● **SELECTED PASSAGE**
-------------------------

64,4>{1.{16.?<}{;).2$?}/@.,1>{2$\%*}**!*\;~}%$.&{p}/

I golfed this pretty heavily, here is a compilation of midway solutions:

;64,4>{.,2>{\.@%}%{*}*!\;},{1.{16.?<}{;).2$?}/]2=}%[]*$0\{.@={}{.p}if}/;
;64,4>{.,2>{\.@%}%{*}*!\;},{1.{16.?<}{;).2$?}/]2=}%[]*$.&{p}/
;64,4>{.,2>{\.@%}%{*}*!\;},{1.{16.?<}{;).2$?}/]2=~}%$.&{p}/
;4.{64<}{;)..,1>{2$\%*}*!*}/0-\;{1.{16.?<}{;).2$?}/]2=~}%$.&{p}/
;64,4>{.,1>{2$\%*}*!*},{1.{16.?<}{;).2$?}/]2=~}%$.&{p}/
;64,4>{.,1>{2$\%*}*{1.{16.?<}{;).2$?}/~}or]2>~}%$.&{p}/
64,4>{.,1>{2$\%*}*!\1.{16.?<}{;).2$?}/\;\;*~}%$.&{p}/
64,4>{1.{16.?<}{;).2$?}/\;\.,1>{2$\%*}*!\;*~}%$.&{p}/
64,4>{1.{16.?<}{;).2$?}/@.,1>{2$\%*}**!*\;~}%$.&{p}/

GolfScript seems to have some problem with outputting large arrays, therefore I step through the result array using {p}/ rather than just inject the needed lineshifts using n*.

-------------------------

● **EXTRACTED DATA**
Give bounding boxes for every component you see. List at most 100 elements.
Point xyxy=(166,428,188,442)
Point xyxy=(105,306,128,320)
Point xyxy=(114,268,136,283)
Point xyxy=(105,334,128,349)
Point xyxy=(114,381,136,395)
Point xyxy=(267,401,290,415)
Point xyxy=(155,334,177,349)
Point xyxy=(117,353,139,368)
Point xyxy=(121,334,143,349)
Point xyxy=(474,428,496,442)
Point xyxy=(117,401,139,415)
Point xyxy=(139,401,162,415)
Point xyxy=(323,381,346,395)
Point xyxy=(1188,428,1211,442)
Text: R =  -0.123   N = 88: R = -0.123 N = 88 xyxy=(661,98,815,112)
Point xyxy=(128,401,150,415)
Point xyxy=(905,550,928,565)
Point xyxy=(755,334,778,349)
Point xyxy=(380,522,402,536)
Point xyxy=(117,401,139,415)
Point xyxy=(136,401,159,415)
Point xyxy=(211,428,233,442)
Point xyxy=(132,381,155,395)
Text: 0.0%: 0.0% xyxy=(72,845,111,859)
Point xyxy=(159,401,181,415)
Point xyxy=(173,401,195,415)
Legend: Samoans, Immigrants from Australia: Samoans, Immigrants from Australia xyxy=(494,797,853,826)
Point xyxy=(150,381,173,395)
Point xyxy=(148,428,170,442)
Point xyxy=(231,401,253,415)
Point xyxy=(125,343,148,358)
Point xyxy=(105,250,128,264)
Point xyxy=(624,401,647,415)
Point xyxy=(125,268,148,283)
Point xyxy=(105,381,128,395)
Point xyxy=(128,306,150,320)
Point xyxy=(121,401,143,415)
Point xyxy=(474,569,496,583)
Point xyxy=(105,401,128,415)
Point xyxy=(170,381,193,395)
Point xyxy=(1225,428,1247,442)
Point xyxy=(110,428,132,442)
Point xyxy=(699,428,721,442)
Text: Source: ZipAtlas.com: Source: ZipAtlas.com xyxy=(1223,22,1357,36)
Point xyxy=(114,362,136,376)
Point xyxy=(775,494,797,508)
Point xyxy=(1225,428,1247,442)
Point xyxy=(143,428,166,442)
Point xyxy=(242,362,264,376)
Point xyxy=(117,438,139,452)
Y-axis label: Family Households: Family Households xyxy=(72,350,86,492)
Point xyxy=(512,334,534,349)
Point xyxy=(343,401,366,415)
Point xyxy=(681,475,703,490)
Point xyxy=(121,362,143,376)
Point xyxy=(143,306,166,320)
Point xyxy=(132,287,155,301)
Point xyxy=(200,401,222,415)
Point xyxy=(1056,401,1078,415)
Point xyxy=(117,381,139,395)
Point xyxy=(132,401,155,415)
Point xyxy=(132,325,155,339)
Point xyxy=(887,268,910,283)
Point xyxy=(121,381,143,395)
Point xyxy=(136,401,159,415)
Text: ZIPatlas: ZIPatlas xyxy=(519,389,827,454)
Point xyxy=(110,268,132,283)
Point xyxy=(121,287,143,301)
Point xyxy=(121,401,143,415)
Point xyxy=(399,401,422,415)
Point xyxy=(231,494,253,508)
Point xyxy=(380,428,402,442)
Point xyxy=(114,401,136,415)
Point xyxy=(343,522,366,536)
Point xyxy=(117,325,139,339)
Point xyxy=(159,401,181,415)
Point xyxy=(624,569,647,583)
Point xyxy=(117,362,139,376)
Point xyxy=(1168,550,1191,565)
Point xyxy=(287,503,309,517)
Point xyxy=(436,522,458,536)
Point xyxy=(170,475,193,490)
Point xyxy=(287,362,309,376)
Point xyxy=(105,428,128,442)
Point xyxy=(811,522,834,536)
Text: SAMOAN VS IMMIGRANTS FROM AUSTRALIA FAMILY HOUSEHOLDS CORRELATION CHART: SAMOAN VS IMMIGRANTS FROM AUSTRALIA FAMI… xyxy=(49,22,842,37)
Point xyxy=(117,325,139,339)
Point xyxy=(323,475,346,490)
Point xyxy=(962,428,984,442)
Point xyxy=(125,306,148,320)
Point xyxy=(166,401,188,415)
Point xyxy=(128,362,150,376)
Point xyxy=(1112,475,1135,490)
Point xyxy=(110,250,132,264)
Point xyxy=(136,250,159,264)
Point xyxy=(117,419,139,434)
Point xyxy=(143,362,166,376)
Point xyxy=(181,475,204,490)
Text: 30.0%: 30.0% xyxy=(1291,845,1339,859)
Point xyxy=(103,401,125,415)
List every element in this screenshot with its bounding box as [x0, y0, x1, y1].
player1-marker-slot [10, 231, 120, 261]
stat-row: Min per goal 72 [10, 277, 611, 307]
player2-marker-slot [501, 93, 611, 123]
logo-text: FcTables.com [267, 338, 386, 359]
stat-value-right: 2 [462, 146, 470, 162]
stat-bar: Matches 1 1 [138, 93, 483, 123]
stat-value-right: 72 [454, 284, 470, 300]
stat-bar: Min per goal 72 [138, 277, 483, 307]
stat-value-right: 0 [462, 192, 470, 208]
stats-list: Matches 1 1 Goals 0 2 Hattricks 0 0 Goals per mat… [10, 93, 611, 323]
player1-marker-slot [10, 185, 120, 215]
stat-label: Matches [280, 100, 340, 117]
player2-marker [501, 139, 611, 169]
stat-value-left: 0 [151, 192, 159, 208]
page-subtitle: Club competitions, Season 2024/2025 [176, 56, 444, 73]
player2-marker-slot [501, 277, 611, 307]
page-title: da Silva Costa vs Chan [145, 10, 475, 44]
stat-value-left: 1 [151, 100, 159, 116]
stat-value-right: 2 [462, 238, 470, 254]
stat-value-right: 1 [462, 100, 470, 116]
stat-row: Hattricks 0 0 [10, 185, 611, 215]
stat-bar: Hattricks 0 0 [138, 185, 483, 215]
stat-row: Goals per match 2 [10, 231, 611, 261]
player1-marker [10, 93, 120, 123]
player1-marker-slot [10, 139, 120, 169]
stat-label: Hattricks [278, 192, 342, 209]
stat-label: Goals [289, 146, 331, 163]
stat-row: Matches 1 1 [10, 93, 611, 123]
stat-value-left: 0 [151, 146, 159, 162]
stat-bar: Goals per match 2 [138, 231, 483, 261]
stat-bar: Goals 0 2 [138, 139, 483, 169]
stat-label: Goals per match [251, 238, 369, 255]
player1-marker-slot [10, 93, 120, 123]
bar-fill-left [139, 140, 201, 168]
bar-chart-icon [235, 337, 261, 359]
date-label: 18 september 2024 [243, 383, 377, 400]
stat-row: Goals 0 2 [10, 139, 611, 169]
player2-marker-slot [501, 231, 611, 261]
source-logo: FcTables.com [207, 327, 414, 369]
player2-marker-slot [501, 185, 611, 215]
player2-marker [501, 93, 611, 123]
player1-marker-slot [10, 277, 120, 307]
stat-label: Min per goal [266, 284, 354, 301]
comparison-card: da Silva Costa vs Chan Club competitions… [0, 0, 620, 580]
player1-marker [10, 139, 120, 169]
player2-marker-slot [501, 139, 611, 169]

-------------------------

● **WHAT TO WORK ON**
A: From the compilation in the GolfScript post, list every solution line that begins with a semicolon.
B: Rewrite the rows from the first one through the one containing "Point xyxy=(474,428,496,442)", replacing "Point" with "Marker" and changing nothing else.
The GolfScript post and the rows have nothing to do with each other.

● **PER-TASK OUTPUTS**
A:
;64,4>{.,2>{\.@%}%{*}*!\;},{1.{16.?<}{;).2$?}/]2=}%[]*$0\{.@={}{.p}if}/;
;64,4>{.,2>{\.@%}%{*}*!\;},{1.{16.?<}{;).2$?}/]2=}%[]*$.&{p}/
;64,4>{.,2>{\.@%}%{*}*!\;},{1.{16.?<}{;).2$?}/]2=~}%$.&{p}/
;4.{64<}{;)..,1>{2$\%*}*!*}/0-\;{1.{16.?<}{;).2$?}/]2=~}%$.&{p}/
;64,4>{.,1>{2$\%*}*!*},{1.{16.?<}{;).2$?}/]2=~}%$.&{p}/
;64,4>{.,1>{2$\%*}*{1.{16.?<}{;).2$?}/~}or]2>~}%$.&{p}/

B:
Give bounding boxes for every component you see. List at most 100 elements.
Marker xyxy=(166,428,188,442)
Marker xyxy=(105,306,128,320)
Marker xyxy=(114,268,136,283)
Marker xyxy=(105,334,128,349)
Marker xyxy=(114,381,136,395)
Marker xyxy=(267,401,290,415)
Marker xyxy=(155,334,177,349)
Marker xyxy=(117,353,139,368)
Marker xyxy=(121,334,143,349)
Marker xyxy=(474,428,496,442)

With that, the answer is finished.